[BEGIN]

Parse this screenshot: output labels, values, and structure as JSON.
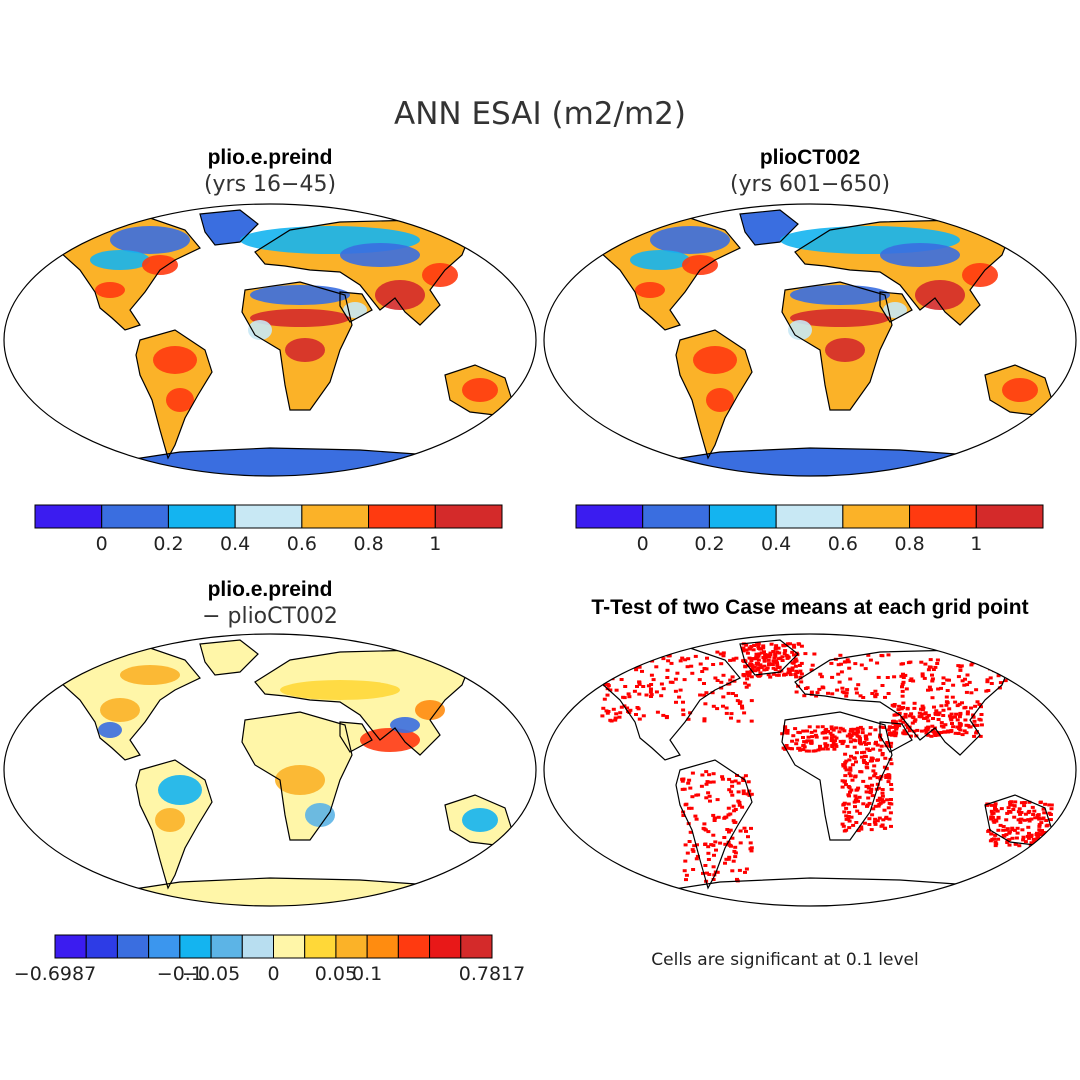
{
  "figure": {
    "title": "ANN ESAI (m2/m2)",
    "note": "Cells are significant at 0.1 level"
  },
  "panels": [
    {
      "id": "p1",
      "title": "plio.e.preind",
      "subtitle": "(yrs 16−45)"
    },
    {
      "id": "p2",
      "title": "plioCT002",
      "subtitle": "(yrs 601−650)"
    },
    {
      "id": "p3",
      "title": "plio.e.preind",
      "subtitle": "− plioCT002"
    },
    {
      "id": "p4",
      "title": "T-Test of two Case means at each grid point",
      "subtitle": ""
    }
  ],
  "colorbars": {
    "abs": {
      "colors": [
        "#3b1cf0",
        "#3a6ee0",
        "#14b4f0",
        "#c8e8f4",
        "#fbb228",
        "#ff3a10",
        "#d42a2a"
      ],
      "tick_labels": [
        "0",
        "0.2",
        "0.4",
        "0.6",
        "0.8",
        "1"
      ]
    },
    "diff": {
      "colors": [
        "#3b1cf0",
        "#2d3ce6",
        "#3a6ee0",
        "#3b96ee",
        "#14b4f0",
        "#5cb4e6",
        "#b8def0",
        "#fff6a8",
        "#ffd838",
        "#fbb228",
        "#ff8c10",
        "#ff3a10",
        "#e81818",
        "#d42a2a"
      ],
      "tick_labels": [
        "−0.6987",
        "−0.1",
        "−0.05",
        "0",
        "0.05",
        "0.1",
        "0.7817"
      ]
    },
    "sig": {
      "color": "#ff0000"
    }
  },
  "chart_data": [
    {
      "type": "heatmap",
      "title": "plio.e.preind (yrs 16−45)",
      "variable": "ESAI",
      "units": "m2/m2",
      "levels": [
        0,
        0.2,
        0.4,
        0.6,
        0.8,
        1
      ]
    },
    {
      "type": "heatmap",
      "title": "plioCT002 (yrs 601−650)",
      "variable": "ESAI",
      "units": "m2/m2",
      "levels": [
        0,
        0.2,
        0.4,
        0.6,
        0.8,
        1
      ]
    },
    {
      "type": "heatmap",
      "title": "plio.e.preind − plioCT002",
      "variable": "ESAI difference",
      "units": "m2/m2",
      "range": [
        -0.6987,
        0.7817
      ],
      "levels": [
        -0.1,
        -0.05,
        0,
        0.05,
        0.1
      ]
    },
    {
      "type": "heatmap",
      "title": "T-Test of two Case means at each grid point",
      "significance_level": 0.1
    }
  ]
}
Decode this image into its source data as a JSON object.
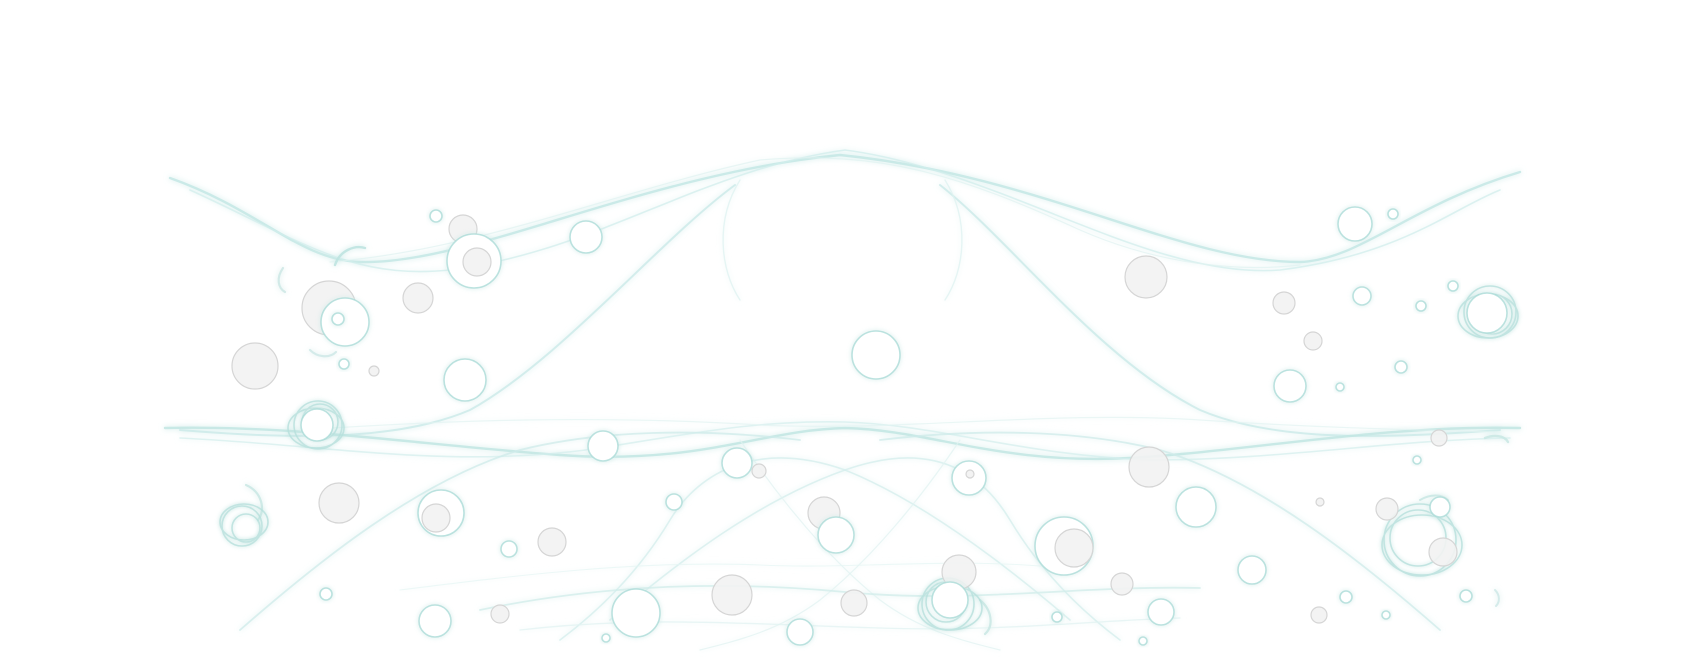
{
  "artwork": {
    "description_label": "",
    "palette": {
      "background": "#ffffff",
      "teal_glow": "#8fd0cc",
      "teal_line": "#b9e3e0",
      "grey_fill": "#f2f2f2",
      "grey_stroke": "#d5d5d5",
      "white_fill": "#ffffff"
    }
  }
}
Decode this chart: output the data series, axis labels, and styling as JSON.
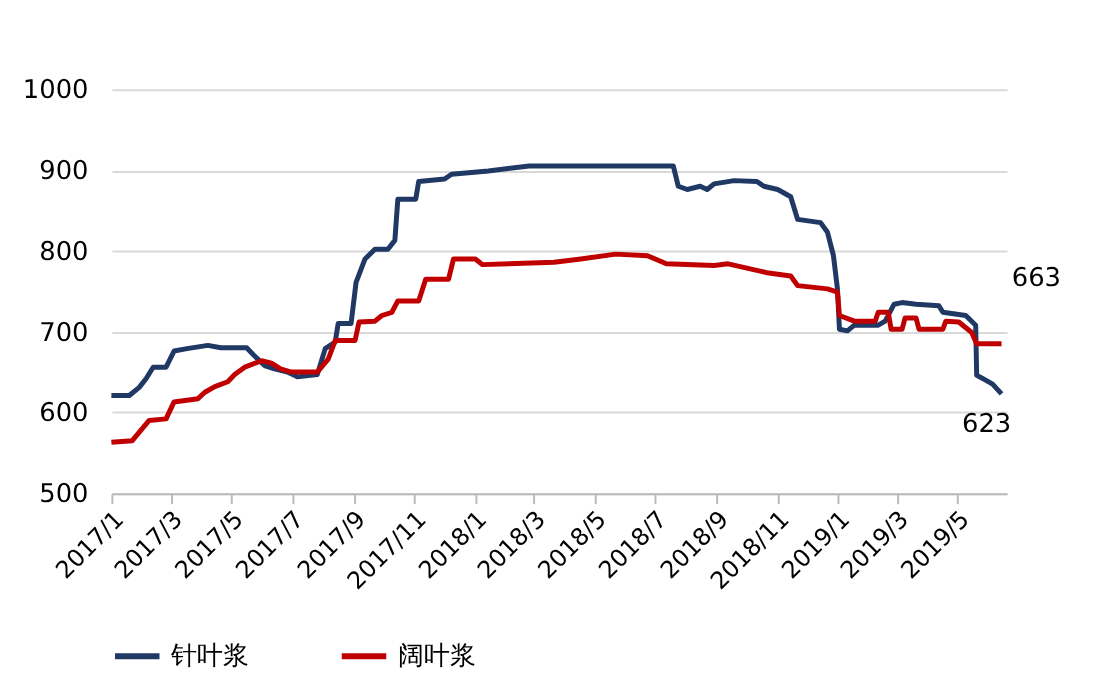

[END]

| Given task |
Pictures stay out; repeat all the rest of the records exactly.

| Solution to this task |
Parse this screenshot: output labels, values, and structure as JSON.
{
  "figure": {
    "title": "ANN ESAI (m2/m2)",
    "note": "Cells are significant at 0.1 level"
  },
  "panels": [
    {
      "id": "p1",
      "title": "plio.e.preind",
      "subtitle": "(yrs 16−45)"
    },
    {
      "id": "p2",
      "title": "plioCT002",
      "subtitle": "(yrs 601−650)"
    },
    {
      "id": "p3",
      "title": "plio.e.preind",
      "subtitle": "− plioCT002"
    },
    {
      "id": "p4",
      "title": "T-Test of two Case means at each grid point",
      "subtitle": ""
    }
  ],
  "colorbars": {
    "abs": {
      "colors": [
        "#3b1cf0",
        "#3a6ee0",
        "#14b4f0",
        "#c8e8f4",
        "#fbb228",
        "#ff3a10",
        "#d42a2a"
      ],
      "tick_labels": [
        "0",
        "0.2",
        "0.4",
        "0.6",
        "0.8",
        "1"
      ]
    },
    "diff": {
      "colors": [
        "#3b1cf0",
        "#2d3ce6",
        "#3a6ee0",
        "#3b96ee",
        "#14b4f0",
        "#5cb4e6",
        "#b8def0",
        "#fff6a8",
        "#ffd838",
        "#fbb228",
        "#ff8c10",
        "#ff3a10",
        "#e81818",
        "#d42a2a"
      ],
      "tick_labels": [
        "−0.6987",
        "−0.1",
        "−0.05",
        "0",
        "0.05",
        "0.1",
        "0.7817"
      ]
    },
    "sig": {
      "color": "#ff0000"
    }
  },
  "chart_data": [
    {
      "type": "heatmap",
      "title": "plio.e.preind (yrs 16−45)",
      "variable": "ESAI",
      "units": "m2/m2",
      "levels": [
        0,
        0.2,
        0.4,
        0.6,
        0.8,
        1
      ]
    },
    {
      "type": "heatmap",
      "title": "plioCT002 (yrs 601−650)",
      "variable": "ESAI",
      "units": "m2/m2",
      "levels": [
        0,
        0.2,
        0.4,
        0.6,
        0.8,
        1
      ]
    },
    {
      "type": "heatmap",
      "title": "plio.e.preind − plioCT002",
      "variable": "ESAI difference",
      "units": "m2/m2",
      "range": [
        -0.6987,
        0.7817
      ],
      "levels": [
        -0.1,
        -0.05,
        0,
        0.05,
        0.1
      ]
    },
    {
      "type": "heatmap",
      "title": "T-Test of two Case means at each grid point",
      "significance_level": 0.1
    }
  ]
}
Decode this image into its source data as a JSON object.
{
  "artwork": {
    "description_label": "",
    "palette": {
      "background": "#ffffff",
      "teal_glow": "#8fd0cc",
      "teal_line": "#b9e3e0",
      "grey_fill": "#f2f2f2",
      "grey_stroke": "#d5d5d5",
      "white_fill": "#ffffff"
    }
  }
}
Decode this chart: output the data series, axis labels, and styling as JSON.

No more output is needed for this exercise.